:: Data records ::
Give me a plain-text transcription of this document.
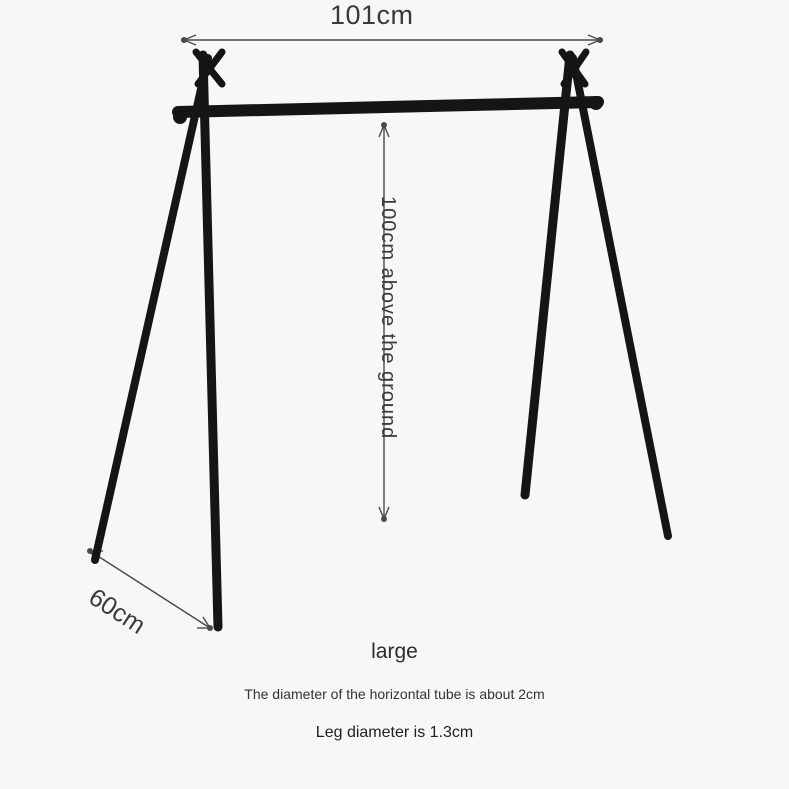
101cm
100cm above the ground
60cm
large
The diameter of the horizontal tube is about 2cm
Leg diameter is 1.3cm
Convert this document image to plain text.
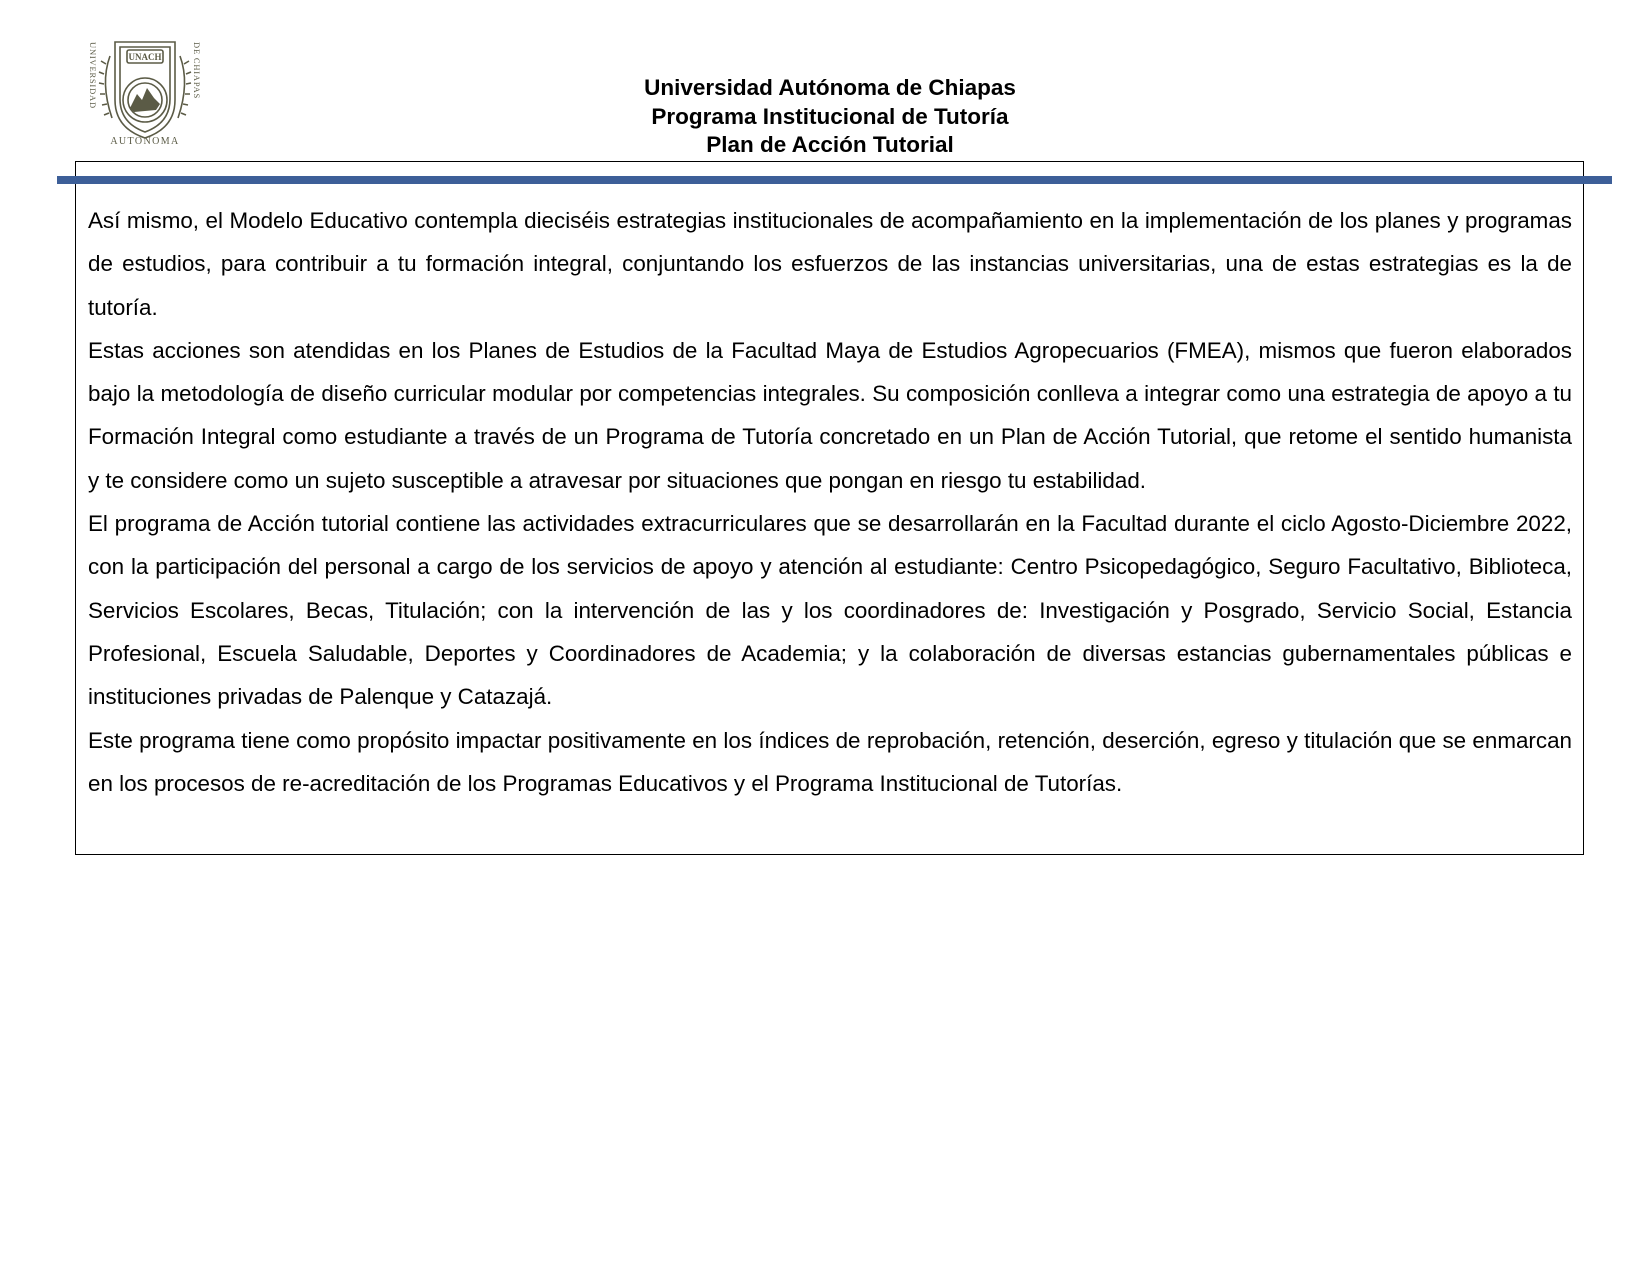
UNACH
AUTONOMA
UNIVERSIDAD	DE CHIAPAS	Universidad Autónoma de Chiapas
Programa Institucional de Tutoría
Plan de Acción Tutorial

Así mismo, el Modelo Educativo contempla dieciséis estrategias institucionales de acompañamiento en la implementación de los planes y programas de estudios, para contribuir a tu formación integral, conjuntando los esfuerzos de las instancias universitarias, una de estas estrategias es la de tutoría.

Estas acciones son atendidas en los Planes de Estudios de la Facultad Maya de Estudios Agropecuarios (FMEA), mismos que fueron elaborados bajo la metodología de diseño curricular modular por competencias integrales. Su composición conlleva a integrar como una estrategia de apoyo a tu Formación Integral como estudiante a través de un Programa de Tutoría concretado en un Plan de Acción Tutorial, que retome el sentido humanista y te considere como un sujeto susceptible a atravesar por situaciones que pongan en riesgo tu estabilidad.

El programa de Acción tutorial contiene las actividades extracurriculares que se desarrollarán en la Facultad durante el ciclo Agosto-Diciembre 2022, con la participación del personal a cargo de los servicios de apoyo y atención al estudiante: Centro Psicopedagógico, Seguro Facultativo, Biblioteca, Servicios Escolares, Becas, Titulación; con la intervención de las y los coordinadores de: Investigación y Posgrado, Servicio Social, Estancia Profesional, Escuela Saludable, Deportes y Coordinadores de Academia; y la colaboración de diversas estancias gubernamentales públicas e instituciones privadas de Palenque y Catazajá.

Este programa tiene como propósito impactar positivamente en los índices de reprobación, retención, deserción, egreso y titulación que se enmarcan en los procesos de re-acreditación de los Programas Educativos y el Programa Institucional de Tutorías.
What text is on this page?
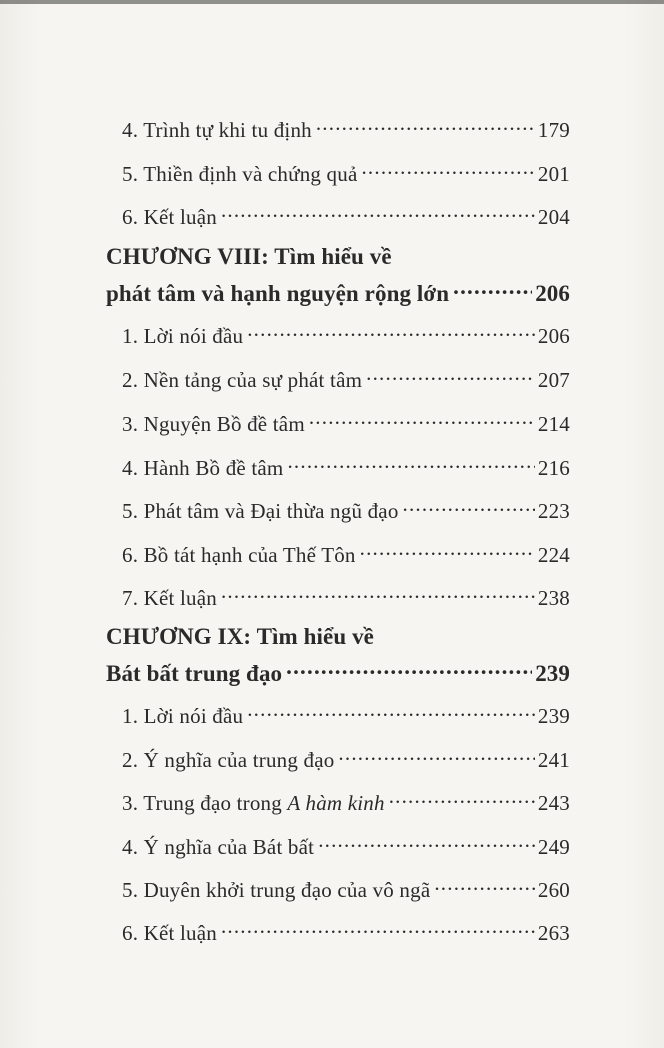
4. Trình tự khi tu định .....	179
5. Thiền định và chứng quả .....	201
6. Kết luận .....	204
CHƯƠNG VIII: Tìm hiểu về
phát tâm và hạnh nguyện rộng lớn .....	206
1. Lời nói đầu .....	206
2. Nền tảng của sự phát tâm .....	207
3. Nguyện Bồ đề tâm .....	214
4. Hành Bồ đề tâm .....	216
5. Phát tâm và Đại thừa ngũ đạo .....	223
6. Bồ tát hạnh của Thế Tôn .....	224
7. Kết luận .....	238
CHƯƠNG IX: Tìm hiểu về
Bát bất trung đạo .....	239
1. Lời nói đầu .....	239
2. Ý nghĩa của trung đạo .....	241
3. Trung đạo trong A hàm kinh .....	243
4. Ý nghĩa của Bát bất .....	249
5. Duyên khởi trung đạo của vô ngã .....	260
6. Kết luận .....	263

:: Short problem ::
Search the lines above for the string "diameter" and copy each line that has it.

:: Complete answer ::
The diameter of the horizontal tube is about 2cm
Leg diameter is 1.3cm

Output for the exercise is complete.